Copy out each line in the material below that has the word "والديلمي".

* START Supplied material *

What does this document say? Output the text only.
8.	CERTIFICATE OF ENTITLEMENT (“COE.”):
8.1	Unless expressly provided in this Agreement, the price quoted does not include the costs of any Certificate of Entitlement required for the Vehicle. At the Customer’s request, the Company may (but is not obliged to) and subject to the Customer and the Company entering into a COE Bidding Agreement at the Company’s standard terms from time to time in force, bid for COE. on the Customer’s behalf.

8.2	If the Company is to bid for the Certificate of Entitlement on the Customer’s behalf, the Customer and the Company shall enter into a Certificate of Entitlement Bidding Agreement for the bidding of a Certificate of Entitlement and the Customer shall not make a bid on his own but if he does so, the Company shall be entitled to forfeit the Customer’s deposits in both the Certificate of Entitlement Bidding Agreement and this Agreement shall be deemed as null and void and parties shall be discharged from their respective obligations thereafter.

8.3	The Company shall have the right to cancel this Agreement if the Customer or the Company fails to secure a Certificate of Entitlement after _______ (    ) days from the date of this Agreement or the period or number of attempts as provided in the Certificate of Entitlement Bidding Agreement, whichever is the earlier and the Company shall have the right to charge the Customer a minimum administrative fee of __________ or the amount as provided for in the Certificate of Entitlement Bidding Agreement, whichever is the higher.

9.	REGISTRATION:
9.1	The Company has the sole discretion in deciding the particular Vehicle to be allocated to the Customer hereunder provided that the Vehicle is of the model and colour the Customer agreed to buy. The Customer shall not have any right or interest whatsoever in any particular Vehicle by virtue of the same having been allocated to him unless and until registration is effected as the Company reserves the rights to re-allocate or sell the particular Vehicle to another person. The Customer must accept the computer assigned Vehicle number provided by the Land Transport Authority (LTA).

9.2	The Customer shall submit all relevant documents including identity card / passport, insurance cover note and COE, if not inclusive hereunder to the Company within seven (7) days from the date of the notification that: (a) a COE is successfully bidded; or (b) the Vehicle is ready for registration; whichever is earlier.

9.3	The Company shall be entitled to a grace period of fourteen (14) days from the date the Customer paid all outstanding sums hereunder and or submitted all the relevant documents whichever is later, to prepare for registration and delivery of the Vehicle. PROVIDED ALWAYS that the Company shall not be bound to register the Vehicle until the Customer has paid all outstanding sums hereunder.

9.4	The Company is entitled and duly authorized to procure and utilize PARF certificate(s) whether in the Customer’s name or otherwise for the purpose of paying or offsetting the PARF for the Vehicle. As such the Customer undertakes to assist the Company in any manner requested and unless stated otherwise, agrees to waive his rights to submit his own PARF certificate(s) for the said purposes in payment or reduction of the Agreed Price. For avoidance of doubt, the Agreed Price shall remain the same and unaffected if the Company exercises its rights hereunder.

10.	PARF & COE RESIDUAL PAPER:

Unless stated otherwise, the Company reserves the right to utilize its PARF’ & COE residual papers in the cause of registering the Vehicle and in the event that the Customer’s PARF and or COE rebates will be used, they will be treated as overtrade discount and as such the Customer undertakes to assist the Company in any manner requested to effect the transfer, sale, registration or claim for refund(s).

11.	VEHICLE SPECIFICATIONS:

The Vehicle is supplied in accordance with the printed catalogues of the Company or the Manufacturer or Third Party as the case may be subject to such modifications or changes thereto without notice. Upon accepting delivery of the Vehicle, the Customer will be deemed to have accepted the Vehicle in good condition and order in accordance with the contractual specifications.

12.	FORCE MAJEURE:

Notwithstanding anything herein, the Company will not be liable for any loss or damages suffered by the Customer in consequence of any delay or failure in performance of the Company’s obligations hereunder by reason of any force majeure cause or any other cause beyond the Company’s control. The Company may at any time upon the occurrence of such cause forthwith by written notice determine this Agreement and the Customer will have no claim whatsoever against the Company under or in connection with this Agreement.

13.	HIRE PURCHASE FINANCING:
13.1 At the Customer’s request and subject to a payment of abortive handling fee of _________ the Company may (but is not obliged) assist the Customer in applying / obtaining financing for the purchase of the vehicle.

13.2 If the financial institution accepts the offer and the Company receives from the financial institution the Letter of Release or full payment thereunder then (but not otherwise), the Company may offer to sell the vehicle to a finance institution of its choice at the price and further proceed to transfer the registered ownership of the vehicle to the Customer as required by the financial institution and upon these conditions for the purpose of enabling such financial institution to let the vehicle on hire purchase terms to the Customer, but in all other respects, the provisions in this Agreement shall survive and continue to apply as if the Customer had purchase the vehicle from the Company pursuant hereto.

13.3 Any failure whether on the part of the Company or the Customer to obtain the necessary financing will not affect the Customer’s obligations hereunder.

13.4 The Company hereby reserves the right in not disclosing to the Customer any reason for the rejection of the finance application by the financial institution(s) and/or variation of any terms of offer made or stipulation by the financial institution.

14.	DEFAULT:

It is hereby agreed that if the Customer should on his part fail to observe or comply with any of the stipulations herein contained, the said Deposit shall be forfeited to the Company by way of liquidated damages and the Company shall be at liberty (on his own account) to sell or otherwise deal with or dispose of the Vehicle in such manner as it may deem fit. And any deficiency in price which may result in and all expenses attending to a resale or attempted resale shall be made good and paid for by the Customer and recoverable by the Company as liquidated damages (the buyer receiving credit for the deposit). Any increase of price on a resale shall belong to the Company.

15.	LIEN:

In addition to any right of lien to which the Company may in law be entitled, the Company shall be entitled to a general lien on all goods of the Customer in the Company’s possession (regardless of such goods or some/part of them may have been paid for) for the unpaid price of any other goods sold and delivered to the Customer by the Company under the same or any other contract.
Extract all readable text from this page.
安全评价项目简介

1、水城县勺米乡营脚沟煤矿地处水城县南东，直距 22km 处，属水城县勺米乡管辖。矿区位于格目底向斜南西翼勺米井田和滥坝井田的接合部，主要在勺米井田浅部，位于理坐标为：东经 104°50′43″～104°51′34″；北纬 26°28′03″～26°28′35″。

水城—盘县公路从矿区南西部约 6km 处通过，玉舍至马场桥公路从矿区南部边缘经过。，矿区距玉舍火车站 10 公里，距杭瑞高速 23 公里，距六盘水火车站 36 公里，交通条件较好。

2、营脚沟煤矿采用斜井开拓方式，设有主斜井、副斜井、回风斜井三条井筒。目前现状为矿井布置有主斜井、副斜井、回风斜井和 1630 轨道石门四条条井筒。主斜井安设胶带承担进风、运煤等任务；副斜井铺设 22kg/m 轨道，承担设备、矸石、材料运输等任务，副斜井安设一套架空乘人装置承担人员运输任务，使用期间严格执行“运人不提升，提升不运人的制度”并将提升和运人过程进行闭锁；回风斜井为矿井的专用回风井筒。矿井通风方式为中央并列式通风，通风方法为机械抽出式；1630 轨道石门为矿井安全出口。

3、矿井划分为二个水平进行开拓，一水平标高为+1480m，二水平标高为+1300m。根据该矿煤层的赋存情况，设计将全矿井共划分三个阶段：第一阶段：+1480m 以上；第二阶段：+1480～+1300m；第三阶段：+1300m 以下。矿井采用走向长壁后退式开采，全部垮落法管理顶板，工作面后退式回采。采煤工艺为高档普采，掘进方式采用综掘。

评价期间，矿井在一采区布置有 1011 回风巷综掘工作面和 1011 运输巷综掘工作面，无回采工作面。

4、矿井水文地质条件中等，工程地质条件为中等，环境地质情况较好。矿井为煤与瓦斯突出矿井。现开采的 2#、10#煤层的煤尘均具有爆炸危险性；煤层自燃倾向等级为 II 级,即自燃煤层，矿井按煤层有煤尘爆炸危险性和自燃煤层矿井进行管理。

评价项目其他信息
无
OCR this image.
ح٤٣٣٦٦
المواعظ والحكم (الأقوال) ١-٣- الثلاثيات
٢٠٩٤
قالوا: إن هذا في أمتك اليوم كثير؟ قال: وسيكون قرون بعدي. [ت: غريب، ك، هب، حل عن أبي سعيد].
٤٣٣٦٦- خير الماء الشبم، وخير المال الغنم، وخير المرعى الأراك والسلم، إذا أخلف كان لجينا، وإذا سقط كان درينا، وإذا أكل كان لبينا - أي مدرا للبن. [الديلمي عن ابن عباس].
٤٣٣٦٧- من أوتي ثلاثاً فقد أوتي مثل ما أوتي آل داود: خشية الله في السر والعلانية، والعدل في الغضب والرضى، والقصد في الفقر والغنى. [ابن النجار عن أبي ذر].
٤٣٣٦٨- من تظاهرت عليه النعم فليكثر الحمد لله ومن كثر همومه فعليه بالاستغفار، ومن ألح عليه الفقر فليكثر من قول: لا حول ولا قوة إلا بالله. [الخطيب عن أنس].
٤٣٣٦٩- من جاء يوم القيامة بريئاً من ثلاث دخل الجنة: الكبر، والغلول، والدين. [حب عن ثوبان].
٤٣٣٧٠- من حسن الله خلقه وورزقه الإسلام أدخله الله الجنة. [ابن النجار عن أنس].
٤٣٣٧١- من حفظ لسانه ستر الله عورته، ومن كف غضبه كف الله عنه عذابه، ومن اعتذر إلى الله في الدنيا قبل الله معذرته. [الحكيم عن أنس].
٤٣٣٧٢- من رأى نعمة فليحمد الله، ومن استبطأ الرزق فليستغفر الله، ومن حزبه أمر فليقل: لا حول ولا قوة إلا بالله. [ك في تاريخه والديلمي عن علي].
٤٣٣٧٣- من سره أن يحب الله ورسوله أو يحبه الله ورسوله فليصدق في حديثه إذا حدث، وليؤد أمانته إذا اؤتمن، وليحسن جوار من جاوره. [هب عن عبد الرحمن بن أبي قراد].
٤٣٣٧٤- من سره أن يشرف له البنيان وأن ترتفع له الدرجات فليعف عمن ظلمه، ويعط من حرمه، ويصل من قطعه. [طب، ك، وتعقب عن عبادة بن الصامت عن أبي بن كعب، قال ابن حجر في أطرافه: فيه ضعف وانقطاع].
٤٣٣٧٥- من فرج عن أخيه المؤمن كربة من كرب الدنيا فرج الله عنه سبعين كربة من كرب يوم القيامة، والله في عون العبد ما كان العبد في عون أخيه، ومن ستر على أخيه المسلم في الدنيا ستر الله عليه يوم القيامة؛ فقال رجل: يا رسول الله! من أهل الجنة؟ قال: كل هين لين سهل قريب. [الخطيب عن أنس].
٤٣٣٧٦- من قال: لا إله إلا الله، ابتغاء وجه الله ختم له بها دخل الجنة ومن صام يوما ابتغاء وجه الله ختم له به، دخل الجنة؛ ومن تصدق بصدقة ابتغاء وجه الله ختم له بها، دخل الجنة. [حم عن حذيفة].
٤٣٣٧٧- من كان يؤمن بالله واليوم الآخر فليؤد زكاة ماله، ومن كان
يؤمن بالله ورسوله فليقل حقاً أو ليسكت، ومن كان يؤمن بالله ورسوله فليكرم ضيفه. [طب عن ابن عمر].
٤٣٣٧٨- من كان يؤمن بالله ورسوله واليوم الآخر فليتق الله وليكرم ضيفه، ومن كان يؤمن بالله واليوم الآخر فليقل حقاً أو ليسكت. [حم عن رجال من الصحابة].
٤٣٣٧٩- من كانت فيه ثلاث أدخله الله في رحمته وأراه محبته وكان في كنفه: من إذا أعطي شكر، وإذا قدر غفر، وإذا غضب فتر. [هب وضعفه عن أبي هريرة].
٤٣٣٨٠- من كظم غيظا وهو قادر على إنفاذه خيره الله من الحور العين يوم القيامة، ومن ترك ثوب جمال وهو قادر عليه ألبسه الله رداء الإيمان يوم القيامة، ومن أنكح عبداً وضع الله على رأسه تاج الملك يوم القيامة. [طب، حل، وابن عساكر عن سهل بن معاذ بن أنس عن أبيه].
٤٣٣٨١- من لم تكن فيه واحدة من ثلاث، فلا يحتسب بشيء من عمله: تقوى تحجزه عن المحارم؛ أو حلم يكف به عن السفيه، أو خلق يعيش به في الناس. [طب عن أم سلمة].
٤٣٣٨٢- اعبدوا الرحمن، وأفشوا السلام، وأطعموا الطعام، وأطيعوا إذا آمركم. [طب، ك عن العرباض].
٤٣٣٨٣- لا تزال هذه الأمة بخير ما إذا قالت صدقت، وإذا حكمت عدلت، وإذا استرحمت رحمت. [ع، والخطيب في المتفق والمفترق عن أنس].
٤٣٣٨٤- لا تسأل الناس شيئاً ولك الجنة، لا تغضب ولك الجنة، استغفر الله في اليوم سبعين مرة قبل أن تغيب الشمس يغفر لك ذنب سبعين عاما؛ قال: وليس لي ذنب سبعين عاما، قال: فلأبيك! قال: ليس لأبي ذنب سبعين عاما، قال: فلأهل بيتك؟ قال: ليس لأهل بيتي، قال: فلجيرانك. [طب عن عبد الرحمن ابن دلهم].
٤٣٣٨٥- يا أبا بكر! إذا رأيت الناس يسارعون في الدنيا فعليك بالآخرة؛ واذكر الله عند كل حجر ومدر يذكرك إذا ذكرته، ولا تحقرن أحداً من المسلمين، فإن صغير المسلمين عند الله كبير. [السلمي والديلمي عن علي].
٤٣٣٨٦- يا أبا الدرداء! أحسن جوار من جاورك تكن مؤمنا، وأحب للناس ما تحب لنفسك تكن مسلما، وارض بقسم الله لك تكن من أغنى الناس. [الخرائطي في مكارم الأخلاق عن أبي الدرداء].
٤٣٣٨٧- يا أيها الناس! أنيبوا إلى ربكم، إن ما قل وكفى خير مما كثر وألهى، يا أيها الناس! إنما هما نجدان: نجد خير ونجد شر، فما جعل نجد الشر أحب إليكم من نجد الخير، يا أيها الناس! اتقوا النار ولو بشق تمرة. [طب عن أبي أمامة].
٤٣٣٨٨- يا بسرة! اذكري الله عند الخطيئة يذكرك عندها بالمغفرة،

* END Supplied material *

Solution:
٤٣٣٧٢- من رأى نعمة فليحمد الله، ومن استبطأ الرزق فليستغفر الله، ومن حزبه أمر فليقل: لا حول ولا قوة إلا بالله. [ك في تاريخه والديلمي عن علي].
٤٣٣٨٥- يا أبا بكر! إذا رأيت الناس يسارعون في الدنيا فعليك بالآخرة؛ واذكر الله عند كل حجر ومدر يذكرك إذا ذكرته، ولا تحقرن أحداً من المسلمين، فإن صغير المسلمين عند الله كبير. [السلمي والديلمي عن علي].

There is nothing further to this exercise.